• _Work to do_: Print every entry word for word, but omit the pictures.

• _Provided entries_:
● ● ● ● ● ● ●

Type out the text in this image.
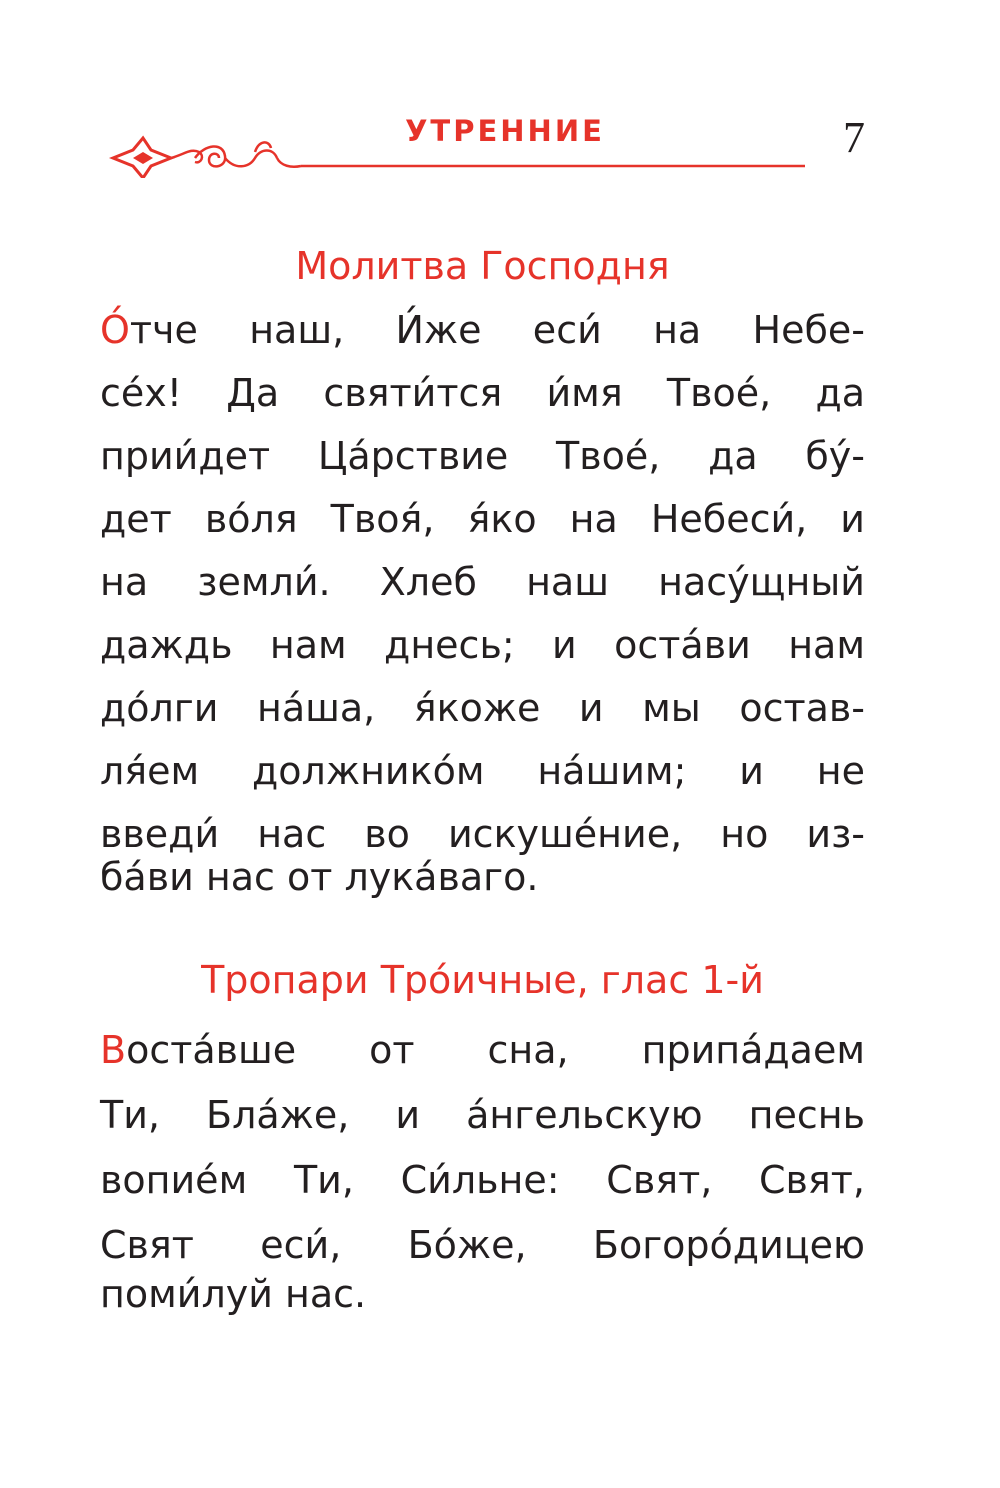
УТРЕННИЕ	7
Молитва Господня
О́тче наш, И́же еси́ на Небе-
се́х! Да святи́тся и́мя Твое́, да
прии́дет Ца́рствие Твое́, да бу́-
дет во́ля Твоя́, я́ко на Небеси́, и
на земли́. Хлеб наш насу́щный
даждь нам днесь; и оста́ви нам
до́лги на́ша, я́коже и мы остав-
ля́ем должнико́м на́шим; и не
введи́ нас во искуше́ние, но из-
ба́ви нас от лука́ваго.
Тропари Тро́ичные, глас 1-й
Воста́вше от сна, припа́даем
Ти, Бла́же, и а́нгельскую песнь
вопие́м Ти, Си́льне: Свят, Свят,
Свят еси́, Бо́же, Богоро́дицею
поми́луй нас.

● ● ● ● ● ● ●

• _Complete answer_:
Type out the text in this image.
УТРЕННИЕ	7
Молитва Господня
О́тче наш, И́же еси́ на Небе-
се́х! Да святи́тся и́мя Твое́, да
прии́дет Ца́рствие Твое́, да бу́-
дет во́ля Твоя́, я́ко на Небеси́, и
на земли́. Хлеб наш насу́щный
даждь нам днесь; и оста́ви нам
до́лги на́ша, я́коже и мы остав-
ля́ем должнико́м на́шим; и не
введи́ нас во искуше́ние, но из-
ба́ви нас от лука́ваго.
Тропари Тро́ичные, глас 1-й
Воста́вше от сна, припа́даем
Ти, Бла́же, и а́нгельскую песнь
вопие́м Ти, Си́льне: Свят, Свят,
Свят еси́, Бо́же, Богоро́дицею
поми́луй нас.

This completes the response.